• **TEXT**:
======
| L3 | CONSTRAIN | Per-agent capability tokens, cross-agent access control, HMAC signatures |
| L4 | CORRECT | Per-agent checkpointing, rollback, cascading failure detection, quarantine |
| L5 | COORDINATE | Agent authentication, trust propagation, communication graph monitoring |
- Hierarchical: Manager decomposes tasks, delegates to Workers, synthesizes results
- Debate: Proposer generates, Critic evaluates, iterates until approved
- Pipeline: Analyst → Executor → Reviewer, strict sequential chain
- Decentralized: Peer agents discuss and vote on decisions
| Attack | Target | Description |
|---|---|---|
| A1: Inter-Agent Injection | MessageBus content | Malicious payload in inter-agent messages |
| A2: Agent Impersonation | L5 authentication | Forged sender identity in messages |
| A3: Privilege Escalation | L3 tier ceilings | Worker requests above-tier tools via delegation |
| A4: Cascading Failure | L4 containment | Compromise propagation across agents |
| A5: Information Leakage | Cross-agent data | Data exfiltration via inter-agent messages |
| A6: Composite | Multiple layers | Combined multi-vector attack |
| Baseline | Layers | Per-Agent | Cross-Agent |
|---|---|---|---|
| NoDefense | None | No | No |
| SystemPromptDefense | Prompt only | No | No |
| SingleGuard | L1+L2 (shared) | No | No |
| IndependentGuard | L1+L2 (per-agent) | Yes | No |
| SafeHarness2 | L1+L2+L3+L4+L5 | Yes | Yes |
Standard: UBR (Unsafe Behaviour Rate), ASR (Attack Success Rate), TCR (Task Completion Rate), UA (Utility Under Attack)
======
• **RECORDS SUPPLIED**:
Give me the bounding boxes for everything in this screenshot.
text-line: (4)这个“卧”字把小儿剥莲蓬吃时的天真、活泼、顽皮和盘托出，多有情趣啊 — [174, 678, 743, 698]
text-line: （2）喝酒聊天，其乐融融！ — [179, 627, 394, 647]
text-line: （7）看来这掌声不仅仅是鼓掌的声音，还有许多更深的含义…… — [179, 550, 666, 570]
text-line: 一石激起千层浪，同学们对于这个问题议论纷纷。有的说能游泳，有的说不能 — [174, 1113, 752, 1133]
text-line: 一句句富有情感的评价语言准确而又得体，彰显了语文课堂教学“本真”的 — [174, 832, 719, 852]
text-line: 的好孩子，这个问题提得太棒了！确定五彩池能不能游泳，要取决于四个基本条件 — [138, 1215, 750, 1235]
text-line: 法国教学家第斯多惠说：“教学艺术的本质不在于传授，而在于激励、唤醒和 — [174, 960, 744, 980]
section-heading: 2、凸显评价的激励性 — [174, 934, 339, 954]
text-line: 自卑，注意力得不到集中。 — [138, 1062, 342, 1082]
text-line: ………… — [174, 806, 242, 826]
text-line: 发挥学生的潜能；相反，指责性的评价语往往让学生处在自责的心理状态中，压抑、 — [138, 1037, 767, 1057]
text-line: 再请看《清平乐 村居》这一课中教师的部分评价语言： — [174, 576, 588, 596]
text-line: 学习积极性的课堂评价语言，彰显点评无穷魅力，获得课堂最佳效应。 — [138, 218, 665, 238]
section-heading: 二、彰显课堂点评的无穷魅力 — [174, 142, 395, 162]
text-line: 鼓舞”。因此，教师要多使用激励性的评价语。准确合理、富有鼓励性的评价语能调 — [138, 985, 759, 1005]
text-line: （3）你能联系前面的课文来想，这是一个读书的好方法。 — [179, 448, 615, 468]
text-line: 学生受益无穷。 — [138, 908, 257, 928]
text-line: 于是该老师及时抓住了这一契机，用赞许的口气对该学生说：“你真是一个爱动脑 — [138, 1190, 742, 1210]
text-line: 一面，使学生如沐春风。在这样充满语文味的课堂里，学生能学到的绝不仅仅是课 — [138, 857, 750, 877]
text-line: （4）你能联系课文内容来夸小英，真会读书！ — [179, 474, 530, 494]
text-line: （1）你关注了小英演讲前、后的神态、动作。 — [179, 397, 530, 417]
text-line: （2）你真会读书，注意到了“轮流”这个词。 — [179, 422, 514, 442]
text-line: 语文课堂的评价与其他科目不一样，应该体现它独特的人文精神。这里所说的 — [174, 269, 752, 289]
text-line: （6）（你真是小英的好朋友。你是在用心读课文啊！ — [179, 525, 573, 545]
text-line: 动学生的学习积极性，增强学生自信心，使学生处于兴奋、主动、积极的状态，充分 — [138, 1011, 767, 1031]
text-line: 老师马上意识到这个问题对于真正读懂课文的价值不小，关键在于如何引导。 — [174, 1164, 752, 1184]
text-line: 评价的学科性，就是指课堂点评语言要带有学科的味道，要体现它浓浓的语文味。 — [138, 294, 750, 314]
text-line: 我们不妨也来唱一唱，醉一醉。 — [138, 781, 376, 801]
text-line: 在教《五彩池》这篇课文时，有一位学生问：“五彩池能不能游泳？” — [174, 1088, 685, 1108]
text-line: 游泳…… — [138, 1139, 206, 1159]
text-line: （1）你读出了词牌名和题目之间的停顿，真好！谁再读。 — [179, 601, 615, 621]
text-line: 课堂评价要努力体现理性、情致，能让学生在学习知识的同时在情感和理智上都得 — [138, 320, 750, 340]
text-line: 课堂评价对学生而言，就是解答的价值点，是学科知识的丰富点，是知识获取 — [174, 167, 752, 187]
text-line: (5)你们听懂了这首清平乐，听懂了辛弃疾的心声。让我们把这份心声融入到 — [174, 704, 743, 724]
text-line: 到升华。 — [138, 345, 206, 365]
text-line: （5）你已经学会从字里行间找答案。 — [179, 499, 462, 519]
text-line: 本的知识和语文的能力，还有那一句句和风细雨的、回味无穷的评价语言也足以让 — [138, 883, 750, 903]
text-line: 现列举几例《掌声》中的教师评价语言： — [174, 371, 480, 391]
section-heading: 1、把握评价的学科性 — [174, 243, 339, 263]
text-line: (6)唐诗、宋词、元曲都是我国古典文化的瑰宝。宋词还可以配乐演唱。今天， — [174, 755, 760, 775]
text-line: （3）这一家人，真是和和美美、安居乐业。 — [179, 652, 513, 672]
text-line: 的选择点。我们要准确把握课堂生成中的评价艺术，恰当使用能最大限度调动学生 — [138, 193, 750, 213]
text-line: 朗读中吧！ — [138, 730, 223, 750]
======
• **EXERCISE AIM**: In the text on multi-agent attacks and defenses, what is the target of the Privilege Escalation attack? These records were drawn from a separate source.

• **WRITTEN RESPONSE**: L3 tier ceilings.